Aim — The complete listing should be restated exactly.

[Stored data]
= = = = = = =
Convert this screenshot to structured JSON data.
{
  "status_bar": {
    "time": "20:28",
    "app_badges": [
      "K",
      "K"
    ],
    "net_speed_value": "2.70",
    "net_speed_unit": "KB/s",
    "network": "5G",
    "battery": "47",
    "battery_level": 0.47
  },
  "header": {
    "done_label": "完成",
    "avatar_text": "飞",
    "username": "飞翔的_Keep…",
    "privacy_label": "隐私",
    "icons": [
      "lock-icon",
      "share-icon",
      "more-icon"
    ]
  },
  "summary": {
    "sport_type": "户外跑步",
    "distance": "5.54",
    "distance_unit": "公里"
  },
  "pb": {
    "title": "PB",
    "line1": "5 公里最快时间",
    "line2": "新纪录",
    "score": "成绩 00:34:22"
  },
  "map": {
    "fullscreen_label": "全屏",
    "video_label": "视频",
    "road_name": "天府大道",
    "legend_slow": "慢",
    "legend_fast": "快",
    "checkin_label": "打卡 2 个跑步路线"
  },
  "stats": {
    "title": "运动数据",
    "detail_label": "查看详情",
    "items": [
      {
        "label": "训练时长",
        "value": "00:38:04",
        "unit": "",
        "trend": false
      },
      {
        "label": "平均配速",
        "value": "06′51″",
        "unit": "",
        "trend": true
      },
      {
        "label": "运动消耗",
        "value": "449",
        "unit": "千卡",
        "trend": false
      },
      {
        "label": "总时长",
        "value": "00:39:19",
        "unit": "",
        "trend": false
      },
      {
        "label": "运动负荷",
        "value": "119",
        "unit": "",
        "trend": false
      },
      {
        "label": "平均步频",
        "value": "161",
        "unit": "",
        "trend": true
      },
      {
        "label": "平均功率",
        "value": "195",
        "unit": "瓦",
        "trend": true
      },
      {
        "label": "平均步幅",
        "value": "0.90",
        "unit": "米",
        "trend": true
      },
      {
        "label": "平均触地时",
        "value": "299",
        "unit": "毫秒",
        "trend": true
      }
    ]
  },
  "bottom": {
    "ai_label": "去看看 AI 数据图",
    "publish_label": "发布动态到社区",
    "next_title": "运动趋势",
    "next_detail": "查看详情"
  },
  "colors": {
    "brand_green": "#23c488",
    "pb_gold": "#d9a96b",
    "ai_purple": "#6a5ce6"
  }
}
= = = = = = =
Task answer —
Convert this screenshot to structured JSON data.
{
  "status_bar": {
    "time": "20:28",
    "app_badges": [
      "K",
      "K"
    ],
    "net_speed_value": "2.70",
    "net_speed_unit": "KB/s",
    "network": "5G",
    "battery": "47",
    "battery_level": 0.47
  },
  "header": {
    "done_label": "完成",
    "avatar_text": "飞",
    "username": "飞翔的_Keep…",
    "privacy_label": "隐私",
    "icons": [
      "lock-icon",
      "share-icon",
      "more-icon"
    ]
  },
  "summary": {
    "sport_type": "户外跑步",
    "distance": "5.54",
    "distance_unit": "公里"
  },
  "pb": {
    "title": "PB",
    "line1": "5 公里最快时间",
    "line2": "新纪录",
    "score": "成绩 00:34:22"
  },
  "map": {
    "fullscreen_label": "全屏",
    "video_label": "视频",
    "road_name": "天府大道",
    "legend_slow": "慢",
    "legend_fast": "快",
    "checkin_label": "打卡 2 个跑步路线"
  },
  "stats": {
    "title": "运动数据",
    "detail_label": "查看详情",
    "items": [
      {
        "label": "训练时长",
        "value": "00:38:04",
        "unit": "",
        "trend": false
      },
      {
        "label": "平均配速",
        "value": "06′51″",
        "unit": "",
        "trend": true
      },
      {
        "label": "运动消耗",
        "value": "449",
        "unit": "千卡",
        "trend": false
      },
      {
        "label": "总时长",
        "value": "00:39:19",
        "unit": "",
        "trend": false
      },
      {
        "label": "运动负荷",
        "value": "119",
        "unit": "",
        "trend": false
      },
      {
        "label": "平均步频",
        "value": "161",
        "unit": "",
        "trend": true
      },
      {
        "label": "平均功率",
        "value": "195",
        "unit": "瓦",
        "trend": true
      },
      {
        "label": "平均步幅",
        "value": "0.90",
        "unit": "米",
        "trend": true
      },
      {
        "label": "平均触地时",
        "value": "299",
        "unit": "毫秒",
        "trend": true
      }
    ]
  },
  "bottom": {
    "ai_label": "去看看 AI 数据图",
    "publish_label": "发布动态到社区",
    "next_title": "运动趋势",
    "next_detail": "查看详情"
  },
  "colors": {
    "brand_green": "#23c488",
    "pb_gold": "#d9a96b",
    "ai_purple": "#6a5ce6"
  }
}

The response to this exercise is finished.